Look for the string "Artista" in the lines and copy each line that has it.
=== RECORDS FOR THIS EXERCISE ===
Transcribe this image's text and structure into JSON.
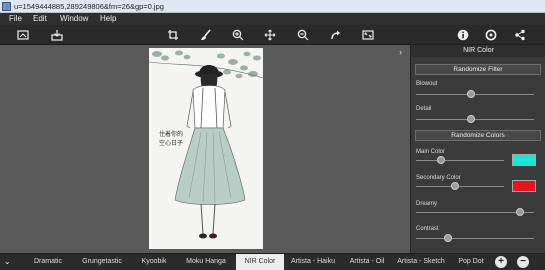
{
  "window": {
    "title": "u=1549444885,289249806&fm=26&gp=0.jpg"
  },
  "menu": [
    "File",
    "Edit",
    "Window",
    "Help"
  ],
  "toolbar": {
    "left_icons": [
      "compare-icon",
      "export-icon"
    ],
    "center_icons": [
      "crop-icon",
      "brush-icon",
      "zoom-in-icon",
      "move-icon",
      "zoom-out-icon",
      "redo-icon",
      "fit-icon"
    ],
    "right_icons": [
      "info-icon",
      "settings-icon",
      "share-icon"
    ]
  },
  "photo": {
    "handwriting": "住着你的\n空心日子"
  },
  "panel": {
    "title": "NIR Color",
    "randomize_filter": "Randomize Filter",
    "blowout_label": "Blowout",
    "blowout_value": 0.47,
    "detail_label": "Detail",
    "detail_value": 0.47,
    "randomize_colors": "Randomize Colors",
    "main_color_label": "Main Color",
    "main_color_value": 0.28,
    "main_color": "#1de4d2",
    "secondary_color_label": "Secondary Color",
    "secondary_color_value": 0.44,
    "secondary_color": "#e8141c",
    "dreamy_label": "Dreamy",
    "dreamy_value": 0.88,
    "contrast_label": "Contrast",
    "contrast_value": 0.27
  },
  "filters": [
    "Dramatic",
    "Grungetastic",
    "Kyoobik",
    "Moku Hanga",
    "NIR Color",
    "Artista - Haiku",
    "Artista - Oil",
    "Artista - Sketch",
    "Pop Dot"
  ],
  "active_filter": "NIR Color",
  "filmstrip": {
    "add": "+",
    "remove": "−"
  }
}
===
=== RECORDS FOR THIS EXERCISE ===
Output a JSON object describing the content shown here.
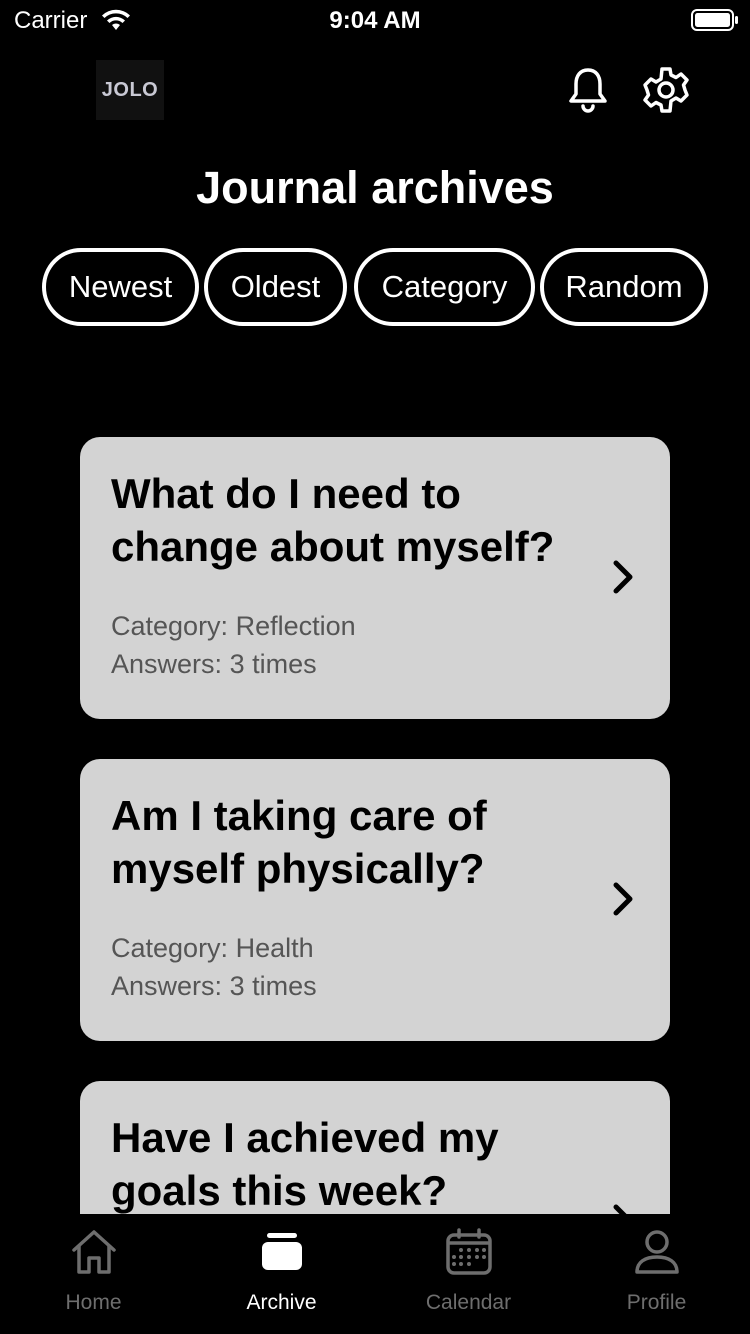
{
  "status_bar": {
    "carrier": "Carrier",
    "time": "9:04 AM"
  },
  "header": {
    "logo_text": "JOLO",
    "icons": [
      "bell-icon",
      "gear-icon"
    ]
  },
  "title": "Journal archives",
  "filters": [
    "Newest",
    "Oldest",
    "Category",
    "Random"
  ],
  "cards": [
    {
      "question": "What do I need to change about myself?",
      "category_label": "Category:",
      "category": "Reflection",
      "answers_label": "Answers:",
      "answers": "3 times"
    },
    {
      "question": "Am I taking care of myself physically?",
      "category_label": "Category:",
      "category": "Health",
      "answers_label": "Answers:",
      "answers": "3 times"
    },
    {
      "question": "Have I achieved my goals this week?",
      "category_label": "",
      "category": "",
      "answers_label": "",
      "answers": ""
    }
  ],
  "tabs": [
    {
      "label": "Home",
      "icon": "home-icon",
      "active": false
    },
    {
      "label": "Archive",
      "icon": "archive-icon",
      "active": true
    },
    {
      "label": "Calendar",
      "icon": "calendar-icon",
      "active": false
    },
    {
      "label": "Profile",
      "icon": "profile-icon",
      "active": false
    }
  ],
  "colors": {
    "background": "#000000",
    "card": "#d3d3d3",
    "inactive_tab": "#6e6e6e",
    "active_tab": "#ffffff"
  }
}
===
◆ **RESPONSE**
    "Artista - Haiku",
    "Artista - Oil",
    "Artista - Sketch",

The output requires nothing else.